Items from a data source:
++++++++++
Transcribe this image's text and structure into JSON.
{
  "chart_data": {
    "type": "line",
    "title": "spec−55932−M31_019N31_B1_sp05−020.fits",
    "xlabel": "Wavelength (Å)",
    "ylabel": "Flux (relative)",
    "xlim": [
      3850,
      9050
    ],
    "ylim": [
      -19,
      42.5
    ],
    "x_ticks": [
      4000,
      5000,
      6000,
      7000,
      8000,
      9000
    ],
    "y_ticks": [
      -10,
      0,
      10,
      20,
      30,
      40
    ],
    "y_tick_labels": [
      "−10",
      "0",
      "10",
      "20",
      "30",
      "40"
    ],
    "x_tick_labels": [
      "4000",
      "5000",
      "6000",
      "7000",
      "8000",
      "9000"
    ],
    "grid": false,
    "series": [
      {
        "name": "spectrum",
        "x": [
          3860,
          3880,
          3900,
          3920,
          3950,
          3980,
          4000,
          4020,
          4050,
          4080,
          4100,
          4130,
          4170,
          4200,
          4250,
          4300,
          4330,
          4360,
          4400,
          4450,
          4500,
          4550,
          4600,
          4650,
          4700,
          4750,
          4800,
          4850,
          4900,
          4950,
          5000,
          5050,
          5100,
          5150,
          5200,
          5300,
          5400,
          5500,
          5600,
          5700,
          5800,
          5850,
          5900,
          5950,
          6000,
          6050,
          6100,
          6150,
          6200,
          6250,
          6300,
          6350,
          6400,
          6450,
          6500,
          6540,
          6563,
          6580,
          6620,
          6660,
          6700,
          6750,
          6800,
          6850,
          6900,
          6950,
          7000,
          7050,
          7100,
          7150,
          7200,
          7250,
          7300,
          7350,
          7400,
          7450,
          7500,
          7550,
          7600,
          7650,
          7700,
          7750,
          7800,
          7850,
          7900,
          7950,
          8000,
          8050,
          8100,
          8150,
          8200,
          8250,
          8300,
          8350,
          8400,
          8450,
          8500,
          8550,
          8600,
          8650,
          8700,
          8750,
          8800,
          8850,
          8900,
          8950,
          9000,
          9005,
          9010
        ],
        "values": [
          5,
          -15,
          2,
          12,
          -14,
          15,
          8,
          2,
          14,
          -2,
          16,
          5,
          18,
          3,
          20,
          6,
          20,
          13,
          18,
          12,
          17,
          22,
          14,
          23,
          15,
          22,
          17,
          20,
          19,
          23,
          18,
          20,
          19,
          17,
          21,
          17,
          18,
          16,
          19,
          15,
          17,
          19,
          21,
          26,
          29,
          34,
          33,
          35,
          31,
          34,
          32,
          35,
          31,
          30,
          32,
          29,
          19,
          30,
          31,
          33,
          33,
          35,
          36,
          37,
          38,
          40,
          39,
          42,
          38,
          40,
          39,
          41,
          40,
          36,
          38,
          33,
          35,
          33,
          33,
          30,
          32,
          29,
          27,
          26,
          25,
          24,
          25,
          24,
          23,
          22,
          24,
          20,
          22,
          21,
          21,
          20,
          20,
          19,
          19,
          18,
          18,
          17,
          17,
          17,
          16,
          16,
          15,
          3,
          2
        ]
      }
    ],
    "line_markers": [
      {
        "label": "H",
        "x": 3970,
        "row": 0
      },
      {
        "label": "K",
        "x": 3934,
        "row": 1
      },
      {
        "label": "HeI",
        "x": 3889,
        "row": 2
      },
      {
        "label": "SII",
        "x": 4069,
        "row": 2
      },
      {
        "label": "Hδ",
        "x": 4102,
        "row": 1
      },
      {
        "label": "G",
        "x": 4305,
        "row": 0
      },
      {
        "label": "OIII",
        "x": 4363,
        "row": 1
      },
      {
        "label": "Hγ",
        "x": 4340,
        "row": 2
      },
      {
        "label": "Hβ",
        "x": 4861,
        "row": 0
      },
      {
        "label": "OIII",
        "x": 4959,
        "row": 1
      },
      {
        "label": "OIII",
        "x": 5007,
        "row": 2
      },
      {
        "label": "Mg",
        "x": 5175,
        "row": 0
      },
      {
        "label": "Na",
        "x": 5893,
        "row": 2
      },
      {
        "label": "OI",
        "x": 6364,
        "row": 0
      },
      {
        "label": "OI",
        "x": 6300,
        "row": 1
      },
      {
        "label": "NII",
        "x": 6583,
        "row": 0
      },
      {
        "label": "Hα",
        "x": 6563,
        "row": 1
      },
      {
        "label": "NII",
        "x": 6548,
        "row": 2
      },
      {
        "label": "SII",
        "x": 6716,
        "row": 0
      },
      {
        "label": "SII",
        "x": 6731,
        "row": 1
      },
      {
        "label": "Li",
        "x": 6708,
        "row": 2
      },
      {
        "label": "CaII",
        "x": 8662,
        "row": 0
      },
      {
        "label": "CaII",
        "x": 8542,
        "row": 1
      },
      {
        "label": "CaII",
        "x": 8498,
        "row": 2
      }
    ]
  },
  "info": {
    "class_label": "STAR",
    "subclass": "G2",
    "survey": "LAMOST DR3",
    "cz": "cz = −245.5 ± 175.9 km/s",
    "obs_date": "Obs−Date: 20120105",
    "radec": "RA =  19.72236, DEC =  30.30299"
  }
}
++++++++++
Take the entries and copy them out exactly.

Response below:
Transcribe this image's text and structure into JSON.
{
  "chart_data": {
    "type": "line",
    "title": "spec−55932−M31_019N31_B1_sp05−020.fits",
    "xlabel": "Wavelength (Å)",
    "ylabel": "Flux (relative)",
    "xlim": [
      3850,
      9050
    ],
    "ylim": [
      -19,
      42.5
    ],
    "x_ticks": [
      4000,
      5000,
      6000,
      7000,
      8000,
      9000
    ],
    "y_ticks": [
      -10,
      0,
      10,
      20,
      30,
      40
    ],
    "y_tick_labels": [
      "−10",
      "0",
      "10",
      "20",
      "30",
      "40"
    ],
    "x_tick_labels": [
      "4000",
      "5000",
      "6000",
      "7000",
      "8000",
      "9000"
    ],
    "grid": false,
    "series": [
      {
        "name": "spectrum",
        "x": [
          3860,
          3880,
          3900,
          3920,
          3950,
          3980,
          4000,
          4020,
          4050,
          4080,
          4100,
          4130,
          4170,
          4200,
          4250,
          4300,
          4330,
          4360,
          4400,
          4450,
          4500,
          4550,
          4600,
          4650,
          4700,
          4750,
          4800,
          4850,
          4900,
          4950,
          5000,
          5050,
          5100,
          5150,
          5200,
          5300,
          5400,
          5500,
          5600,
          5700,
          5800,
          5850,
          5900,
          5950,
          6000,
          6050,
          6100,
          6150,
          6200,
          6250,
          6300,
          6350,
          6400,
          6450,
          6500,
          6540,
          6563,
          6580,
          6620,
          6660,
          6700,
          6750,
          6800,
          6850,
          6900,
          6950,
          7000,
          7050,
          7100,
          7150,
          7200,
          7250,
          7300,
          7350,
          7400,
          7450,
          7500,
          7550,
          7600,
          7650,
          7700,
          7750,
          7800,
          7850,
          7900,
          7950,
          8000,
          8050,
          8100,
          8150,
          8200,
          8250,
          8300,
          8350,
          8400,
          8450,
          8500,
          8550,
          8600,
          8650,
          8700,
          8750,
          8800,
          8850,
          8900,
          8950,
          9000,
          9005,
          9010
        ],
        "values": [
          5,
          -15,
          2,
          12,
          -14,
          15,
          8,
          2,
          14,
          -2,
          16,
          5,
          18,
          3,
          20,
          6,
          20,
          13,
          18,
          12,
          17,
          22,
          14,
          23,
          15,
          22,
          17,
          20,
          19,
          23,
          18,
          20,
          19,
          17,
          21,
          17,
          18,
          16,
          19,
          15,
          17,
          19,
          21,
          26,
          29,
          34,
          33,
          35,
          31,
          34,
          32,
          35,
          31,
          30,
          32,
          29,
          19,
          30,
          31,
          33,
          33,
          35,
          36,
          37,
          38,
          40,
          39,
          42,
          38,
          40,
          39,
          41,
          40,
          36,
          38,
          33,
          35,
          33,
          33,
          30,
          32,
          29,
          27,
          26,
          25,
          24,
          25,
          24,
          23,
          22,
          24,
          20,
          22,
          21,
          21,
          20,
          20,
          19,
          19,
          18,
          18,
          17,
          17,
          17,
          16,
          16,
          15,
          3,
          2
        ]
      }
    ],
    "line_markers": [
      {
        "label": "H",
        "x": 3970,
        "row": 0
      },
      {
        "label": "K",
        "x": 3934,
        "row": 1
      },
      {
        "label": "HeI",
        "x": 3889,
        "row": 2
      },
      {
        "label": "SII",
        "x": 4069,
        "row": 2
      },
      {
        "label": "Hδ",
        "x": 4102,
        "row": 1
      },
      {
        "label": "G",
        "x": 4305,
        "row": 0
      },
      {
        "label": "OIII",
        "x": 4363,
        "row": 1
      },
      {
        "label": "Hγ",
        "x": 4340,
        "row": 2
      },
      {
        "label": "Hβ",
        "x": 4861,
        "row": 0
      },
      {
        "label": "OIII",
        "x": 4959,
        "row": 1
      },
      {
        "label": "OIII",
        "x": 5007,
        "row": 2
      },
      {
        "label": "Mg",
        "x": 5175,
        "row": 0
      },
      {
        "label": "Na",
        "x": 5893,
        "row": 2
      },
      {
        "label": "OI",
        "x": 6364,
        "row": 0
      },
      {
        "label": "OI",
        "x": 6300,
        "row": 1
      },
      {
        "label": "NII",
        "x": 6583,
        "row": 0
      },
      {
        "label": "Hα",
        "x": 6563,
        "row": 1
      },
      {
        "label": "NII",
        "x": 6548,
        "row": 2
      },
      {
        "label": "SII",
        "x": 6716,
        "row": 0
      },
      {
        "label": "SII",
        "x": 6731,
        "row": 1
      },
      {
        "label": "Li",
        "x": 6708,
        "row": 2
      },
      {
        "label": "CaII",
        "x": 8662,
        "row": 0
      },
      {
        "label": "CaII",
        "x": 8542,
        "row": 1
      },
      {
        "label": "CaII",
        "x": 8498,
        "row": 2
      }
    ]
  },
  "info": {
    "class_label": "STAR",
    "subclass": "G2",
    "survey": "LAMOST DR3",
    "cz": "cz = −245.5 ± 175.9 km/s",
    "obs_date": "Obs−Date: 20120105",
    "radec": "RA =  19.72236, DEC =  30.30299"
  }
}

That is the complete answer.